* **Given information**
◆ ◆ ◆
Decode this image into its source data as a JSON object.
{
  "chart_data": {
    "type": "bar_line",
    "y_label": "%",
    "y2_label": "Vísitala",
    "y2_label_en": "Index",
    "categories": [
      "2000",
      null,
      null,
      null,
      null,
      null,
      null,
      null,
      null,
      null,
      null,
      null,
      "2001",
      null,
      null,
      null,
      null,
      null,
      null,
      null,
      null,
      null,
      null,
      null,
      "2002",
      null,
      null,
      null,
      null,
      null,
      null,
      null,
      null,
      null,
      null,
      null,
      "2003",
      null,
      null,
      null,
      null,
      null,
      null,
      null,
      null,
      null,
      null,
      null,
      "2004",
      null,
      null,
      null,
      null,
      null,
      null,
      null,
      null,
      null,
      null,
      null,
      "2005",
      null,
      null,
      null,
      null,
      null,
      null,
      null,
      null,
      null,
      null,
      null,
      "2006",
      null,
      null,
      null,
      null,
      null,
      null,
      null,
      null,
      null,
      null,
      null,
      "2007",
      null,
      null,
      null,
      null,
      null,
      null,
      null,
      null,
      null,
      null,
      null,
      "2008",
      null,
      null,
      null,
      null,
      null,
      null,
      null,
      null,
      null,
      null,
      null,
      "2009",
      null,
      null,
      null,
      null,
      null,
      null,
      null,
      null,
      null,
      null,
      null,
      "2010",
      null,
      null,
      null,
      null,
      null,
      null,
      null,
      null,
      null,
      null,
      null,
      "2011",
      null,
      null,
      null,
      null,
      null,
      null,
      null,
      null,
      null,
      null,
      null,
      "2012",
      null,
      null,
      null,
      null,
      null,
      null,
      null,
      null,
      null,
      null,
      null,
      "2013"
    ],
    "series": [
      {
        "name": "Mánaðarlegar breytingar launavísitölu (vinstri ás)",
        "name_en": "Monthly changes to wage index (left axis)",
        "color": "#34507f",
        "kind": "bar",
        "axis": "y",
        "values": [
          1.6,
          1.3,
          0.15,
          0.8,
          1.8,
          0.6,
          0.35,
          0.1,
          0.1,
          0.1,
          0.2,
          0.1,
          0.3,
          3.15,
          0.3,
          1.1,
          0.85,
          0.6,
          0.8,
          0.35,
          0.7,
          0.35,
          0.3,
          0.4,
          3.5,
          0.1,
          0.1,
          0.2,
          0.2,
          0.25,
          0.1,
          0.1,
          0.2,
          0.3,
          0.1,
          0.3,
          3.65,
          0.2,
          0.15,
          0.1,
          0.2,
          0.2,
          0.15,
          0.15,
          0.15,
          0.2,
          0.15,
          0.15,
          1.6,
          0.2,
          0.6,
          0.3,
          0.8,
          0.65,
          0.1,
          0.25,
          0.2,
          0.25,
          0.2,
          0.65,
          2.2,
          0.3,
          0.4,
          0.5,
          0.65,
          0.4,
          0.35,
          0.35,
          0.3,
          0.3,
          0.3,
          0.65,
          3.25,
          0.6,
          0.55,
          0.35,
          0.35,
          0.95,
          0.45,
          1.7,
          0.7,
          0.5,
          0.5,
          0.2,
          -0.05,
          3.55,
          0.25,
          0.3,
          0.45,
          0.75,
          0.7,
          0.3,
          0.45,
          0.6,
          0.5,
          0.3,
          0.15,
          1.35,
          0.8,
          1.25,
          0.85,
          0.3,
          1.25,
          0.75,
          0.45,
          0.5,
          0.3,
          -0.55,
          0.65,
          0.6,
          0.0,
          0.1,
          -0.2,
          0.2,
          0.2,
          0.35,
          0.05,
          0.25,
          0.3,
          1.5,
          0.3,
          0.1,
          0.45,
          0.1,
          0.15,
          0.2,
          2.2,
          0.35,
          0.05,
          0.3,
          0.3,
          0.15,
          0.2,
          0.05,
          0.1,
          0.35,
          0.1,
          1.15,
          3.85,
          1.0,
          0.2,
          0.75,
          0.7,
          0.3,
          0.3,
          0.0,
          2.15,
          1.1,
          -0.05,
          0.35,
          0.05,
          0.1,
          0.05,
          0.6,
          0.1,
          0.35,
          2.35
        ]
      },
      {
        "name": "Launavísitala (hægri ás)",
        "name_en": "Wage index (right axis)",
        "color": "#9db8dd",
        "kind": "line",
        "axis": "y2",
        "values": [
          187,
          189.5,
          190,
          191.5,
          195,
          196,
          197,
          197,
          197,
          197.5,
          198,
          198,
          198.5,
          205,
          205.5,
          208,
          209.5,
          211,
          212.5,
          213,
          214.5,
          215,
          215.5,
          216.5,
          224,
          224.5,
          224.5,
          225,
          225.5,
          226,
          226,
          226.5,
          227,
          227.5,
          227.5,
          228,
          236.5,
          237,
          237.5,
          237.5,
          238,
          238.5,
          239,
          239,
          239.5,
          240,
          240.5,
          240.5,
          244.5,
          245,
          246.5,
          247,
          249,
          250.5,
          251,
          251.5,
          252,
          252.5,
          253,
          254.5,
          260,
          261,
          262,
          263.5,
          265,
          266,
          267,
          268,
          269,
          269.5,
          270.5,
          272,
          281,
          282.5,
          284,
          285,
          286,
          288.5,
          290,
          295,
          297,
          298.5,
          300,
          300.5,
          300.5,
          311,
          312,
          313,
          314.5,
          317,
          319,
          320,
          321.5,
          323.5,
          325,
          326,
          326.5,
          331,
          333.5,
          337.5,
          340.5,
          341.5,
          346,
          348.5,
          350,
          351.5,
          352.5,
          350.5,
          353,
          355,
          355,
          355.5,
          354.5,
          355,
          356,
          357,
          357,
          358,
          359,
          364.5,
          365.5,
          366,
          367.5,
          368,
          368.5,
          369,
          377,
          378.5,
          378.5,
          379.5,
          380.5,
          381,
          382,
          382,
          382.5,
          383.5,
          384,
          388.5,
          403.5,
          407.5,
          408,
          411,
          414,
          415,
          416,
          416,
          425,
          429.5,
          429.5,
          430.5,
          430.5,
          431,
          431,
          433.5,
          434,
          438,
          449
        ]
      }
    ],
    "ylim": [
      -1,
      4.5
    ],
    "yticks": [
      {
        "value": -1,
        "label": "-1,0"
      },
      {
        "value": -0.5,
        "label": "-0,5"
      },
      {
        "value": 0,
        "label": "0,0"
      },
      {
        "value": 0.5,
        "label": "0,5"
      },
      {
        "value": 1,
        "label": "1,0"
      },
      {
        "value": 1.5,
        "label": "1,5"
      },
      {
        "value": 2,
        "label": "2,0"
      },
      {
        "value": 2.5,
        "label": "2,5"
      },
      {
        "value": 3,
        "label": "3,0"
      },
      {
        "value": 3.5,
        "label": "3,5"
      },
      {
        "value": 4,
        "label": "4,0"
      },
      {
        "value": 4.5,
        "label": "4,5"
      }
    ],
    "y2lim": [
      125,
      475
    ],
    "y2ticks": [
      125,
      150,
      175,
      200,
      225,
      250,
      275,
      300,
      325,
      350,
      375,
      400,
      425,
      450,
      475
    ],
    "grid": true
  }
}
◆ ◆ ◆
* **Problem statement**
Exactly as they are written, print the entries again.

* **Written reply**
Decode this image into its source data as a JSON object.
{
  "chart_data": {
    "type": "bar_line",
    "y_label": "%",
    "y2_label": "Vísitala",
    "y2_label_en": "Index",
    "categories": [
      "2000",
      null,
      null,
      null,
      null,
      null,
      null,
      null,
      null,
      null,
      null,
      null,
      "2001",
      null,
      null,
      null,
      null,
      null,
      null,
      null,
      null,
      null,
      null,
      null,
      "2002",
      null,
      null,
      null,
      null,
      null,
      null,
      null,
      null,
      null,
      null,
      null,
      "2003",
      null,
      null,
      null,
      null,
      null,
      null,
      null,
      null,
      null,
      null,
      null,
      "2004",
      null,
      null,
      null,
      null,
      null,
      null,
      null,
      null,
      null,
      null,
      null,
      "2005",
      null,
      null,
      null,
      null,
      null,
      null,
      null,
      null,
      null,
      null,
      null,
      "2006",
      null,
      null,
      null,
      null,
      null,
      null,
      null,
      null,
      null,
      null,
      null,
      "2007",
      null,
      null,
      null,
      null,
      null,
      null,
      null,
      null,
      null,
      null,
      null,
      "2008",
      null,
      null,
      null,
      null,
      null,
      null,
      null,
      null,
      null,
      null,
      null,
      "2009",
      null,
      null,
      null,
      null,
      null,
      null,
      null,
      null,
      null,
      null,
      null,
      "2010",
      null,
      null,
      null,
      null,
      null,
      null,
      null,
      null,
      null,
      null,
      null,
      "2011",
      null,
      null,
      null,
      null,
      null,
      null,
      null,
      null,
      null,
      null,
      null,
      "2012",
      null,
      null,
      null,
      null,
      null,
      null,
      null,
      null,
      null,
      null,
      null,
      "2013"
    ],
    "series": [
      {
        "name": "Mánaðarlegar breytingar launavísitölu (vinstri ás)",
        "name_en": "Monthly changes to wage index (left axis)",
        "color": "#34507f",
        "kind": "bar",
        "axis": "y",
        "values": [
          1.6,
          1.3,
          0.15,
          0.8,
          1.8,
          0.6,
          0.35,
          0.1,
          0.1,
          0.1,
          0.2,
          0.1,
          0.3,
          3.15,
          0.3,
          1.1,
          0.85,
          0.6,
          0.8,
          0.35,
          0.7,
          0.35,
          0.3,
          0.4,
          3.5,
          0.1,
          0.1,
          0.2,
          0.2,
          0.25,
          0.1,
          0.1,
          0.2,
          0.3,
          0.1,
          0.3,
          3.65,
          0.2,
          0.15,
          0.1,
          0.2,
          0.2,
          0.15,
          0.15,
          0.15,
          0.2,
          0.15,
          0.15,
          1.6,
          0.2,
          0.6,
          0.3,
          0.8,
          0.65,
          0.1,
          0.25,
          0.2,
          0.25,
          0.2,
          0.65,
          2.2,
          0.3,
          0.4,
          0.5,
          0.65,
          0.4,
          0.35,
          0.35,
          0.3,
          0.3,
          0.3,
          0.65,
          3.25,
          0.6,
          0.55,
          0.35,
          0.35,
          0.95,
          0.45,
          1.7,
          0.7,
          0.5,
          0.5,
          0.2,
          -0.05,
          3.55,
          0.25,
          0.3,
          0.45,
          0.75,
          0.7,
          0.3,
          0.45,
          0.6,
          0.5,
          0.3,
          0.15,
          1.35,
          0.8,
          1.25,
          0.85,
          0.3,
          1.25,
          0.75,
          0.45,
          0.5,
          0.3,
          -0.55,
          0.65,
          0.6,
          0.0,
          0.1,
          -0.2,
          0.2,
          0.2,
          0.35,
          0.05,
          0.25,
          0.3,
          1.5,
          0.3,
          0.1,
          0.45,
          0.1,
          0.15,
          0.2,
          2.2,
          0.35,
          0.05,
          0.3,
          0.3,
          0.15,
          0.2,
          0.05,
          0.1,
          0.35,
          0.1,
          1.15,
          3.85,
          1.0,
          0.2,
          0.75,
          0.7,
          0.3,
          0.3,
          0.0,
          2.15,
          1.1,
          -0.05,
          0.35,
          0.05,
          0.1,
          0.05,
          0.6,
          0.1,
          0.35,
          2.35
        ]
      },
      {
        "name": "Launavísitala (hægri ás)",
        "name_en": "Wage index (right axis)",
        "color": "#9db8dd",
        "kind": "line",
        "axis": "y2",
        "values": [
          187,
          189.5,
          190,
          191.5,
          195,
          196,
          197,
          197,
          197,
          197.5,
          198,
          198,
          198.5,
          205,
          205.5,
          208,
          209.5,
          211,
          212.5,
          213,
          214.5,
          215,
          215.5,
          216.5,
          224,
          224.5,
          224.5,
          225,
          225.5,
          226,
          226,
          226.5,
          227,
          227.5,
          227.5,
          228,
          236.5,
          237,
          237.5,
          237.5,
          238,
          238.5,
          239,
          239,
          239.5,
          240,
          240.5,
          240.5,
          244.5,
          245,
          246.5,
          247,
          249,
          250.5,
          251,
          251.5,
          252,
          252.5,
          253,
          254.5,
          260,
          261,
          262,
          263.5,
          265,
          266,
          267,
          268,
          269,
          269.5,
          270.5,
          272,
          281,
          282.5,
          284,
          285,
          286,
          288.5,
          290,
          295,
          297,
          298.5,
          300,
          300.5,
          300.5,
          311,
          312,
          313,
          314.5,
          317,
          319,
          320,
          321.5,
          323.5,
          325,
          326,
          326.5,
          331,
          333.5,
          337.5,
          340.5,
          341.5,
          346,
          348.5,
          350,
          351.5,
          352.5,
          350.5,
          353,
          355,
          355,
          355.5,
          354.5,
          355,
          356,
          357,
          357,
          358,
          359,
          364.5,
          365.5,
          366,
          367.5,
          368,
          368.5,
          369,
          377,
          378.5,
          378.5,
          379.5,
          380.5,
          381,
          382,
          382,
          382.5,
          383.5,
          384,
          388.5,
          403.5,
          407.5,
          408,
          411,
          414,
          415,
          416,
          416,
          425,
          429.5,
          429.5,
          430.5,
          430.5,
          431,
          431,
          433.5,
          434,
          438,
          449
        ]
      }
    ],
    "ylim": [
      -1,
      4.5
    ],
    "yticks": [
      {
        "value": -1,
        "label": "-1,0"
      },
      {
        "value": -0.5,
        "label": "-0,5"
      },
      {
        "value": 0,
        "label": "0,0"
      },
      {
        "value": 0.5,
        "label": "0,5"
      },
      {
        "value": 1,
        "label": "1,0"
      },
      {
        "value": 1.5,
        "label": "1,5"
      },
      {
        "value": 2,
        "label": "2,0"
      },
      {
        "value": 2.5,
        "label": "2,5"
      },
      {
        "value": 3,
        "label": "3,0"
      },
      {
        "value": 3.5,
        "label": "3,5"
      },
      {
        "value": 4,
        "label": "4,0"
      },
      {
        "value": 4.5,
        "label": "4,5"
      }
    ],
    "y2lim": [
      125,
      475
    ],
    "y2ticks": [
      125,
      150,
      175,
      200,
      225,
      250,
      275,
      300,
      325,
      350,
      375,
      400,
      425,
      450,
      475
    ],
    "grid": true
  }
}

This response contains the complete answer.